-- BEGIN AVAILABLE DATA --
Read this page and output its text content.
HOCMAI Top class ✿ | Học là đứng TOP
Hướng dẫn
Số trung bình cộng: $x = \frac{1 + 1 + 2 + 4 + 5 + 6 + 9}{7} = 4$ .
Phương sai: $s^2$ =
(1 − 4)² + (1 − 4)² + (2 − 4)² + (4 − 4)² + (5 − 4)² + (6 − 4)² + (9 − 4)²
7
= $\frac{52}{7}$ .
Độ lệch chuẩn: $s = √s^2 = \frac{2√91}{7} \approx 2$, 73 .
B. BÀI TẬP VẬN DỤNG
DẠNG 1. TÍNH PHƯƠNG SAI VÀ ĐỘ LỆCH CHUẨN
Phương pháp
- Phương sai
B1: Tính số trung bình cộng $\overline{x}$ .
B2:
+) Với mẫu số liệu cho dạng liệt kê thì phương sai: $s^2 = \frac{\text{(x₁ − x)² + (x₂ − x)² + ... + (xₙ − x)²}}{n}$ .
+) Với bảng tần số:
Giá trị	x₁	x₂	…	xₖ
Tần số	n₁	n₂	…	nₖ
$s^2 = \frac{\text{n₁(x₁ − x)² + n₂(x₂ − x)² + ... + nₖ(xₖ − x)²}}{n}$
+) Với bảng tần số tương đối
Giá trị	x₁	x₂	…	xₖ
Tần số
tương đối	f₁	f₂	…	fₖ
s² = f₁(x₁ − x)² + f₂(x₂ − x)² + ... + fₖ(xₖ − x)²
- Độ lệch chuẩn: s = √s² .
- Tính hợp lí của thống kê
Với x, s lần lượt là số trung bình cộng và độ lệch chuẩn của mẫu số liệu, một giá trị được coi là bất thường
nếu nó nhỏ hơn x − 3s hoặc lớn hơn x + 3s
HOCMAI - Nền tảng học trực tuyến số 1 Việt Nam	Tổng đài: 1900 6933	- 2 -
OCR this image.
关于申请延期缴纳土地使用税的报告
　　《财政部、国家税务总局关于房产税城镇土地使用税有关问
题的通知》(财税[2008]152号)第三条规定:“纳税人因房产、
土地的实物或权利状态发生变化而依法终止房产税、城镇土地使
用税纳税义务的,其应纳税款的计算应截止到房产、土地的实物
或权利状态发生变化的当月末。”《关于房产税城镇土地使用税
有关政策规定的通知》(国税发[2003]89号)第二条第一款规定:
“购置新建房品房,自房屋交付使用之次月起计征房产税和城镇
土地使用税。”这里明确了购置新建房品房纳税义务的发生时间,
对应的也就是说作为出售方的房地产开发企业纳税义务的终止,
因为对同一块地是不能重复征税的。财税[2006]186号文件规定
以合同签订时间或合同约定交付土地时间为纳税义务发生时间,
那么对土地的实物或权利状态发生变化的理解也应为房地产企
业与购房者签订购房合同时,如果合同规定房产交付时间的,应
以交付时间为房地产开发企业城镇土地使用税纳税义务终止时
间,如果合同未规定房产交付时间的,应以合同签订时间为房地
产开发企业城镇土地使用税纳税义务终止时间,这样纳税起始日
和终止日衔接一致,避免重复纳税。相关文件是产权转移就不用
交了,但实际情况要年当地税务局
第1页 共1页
-- END AVAILABLE DATA --
**TASK OBJECTIVE**
Quote, without any change, each line from the one that contains "OCR this image." through the end of the material.

**COMPLETE OUTPUT**
OCR this image.
关于申请延期缴纳土地使用税的报告
　　《财政部、国家税务总局关于房产税城镇土地使用税有关问
题的通知》(财税[2008]152号)第三条规定:“纳税人因房产、
土地的实物或权利状态发生变化而依法终止房产税、城镇土地使
用税纳税义务的,其应纳税款的计算应截止到房产、土地的实物
或权利状态发生变化的当月末。”《关于房产税城镇土地使用税
有关政策规定的通知》(国税发[2003]89号)第二条第一款规定:
“购置新建房品房,自房屋交付使用之次月起计征房产税和城镇
土地使用税。”这里明确了购置新建房品房纳税义务的发生时间,
对应的也就是说作为出售方的房地产开发企业纳税义务的终止,
因为对同一块地是不能重复征税的。财税[2006]186号文件规定
以合同签订时间或合同约定交付土地时间为纳税义务发生时间,
那么对土地的实物或权利状态发生变化的理解也应为房地产企
业与购房者签订购房合同时,如果合同规定房产交付时间的,应
以交付时间为房地产开发企业城镇土地使用税纳税义务终止时
间,如果合同未规定房产交付时间的,应以合同签订时间为房地
产开发企业城镇土地使用税纳税义务终止时间,这样纳税起始日
和终止日衔接一致,避免重复纳税。相关文件是产权转移就不用
交了,但实际情况要年当地税务局
第1页 共1页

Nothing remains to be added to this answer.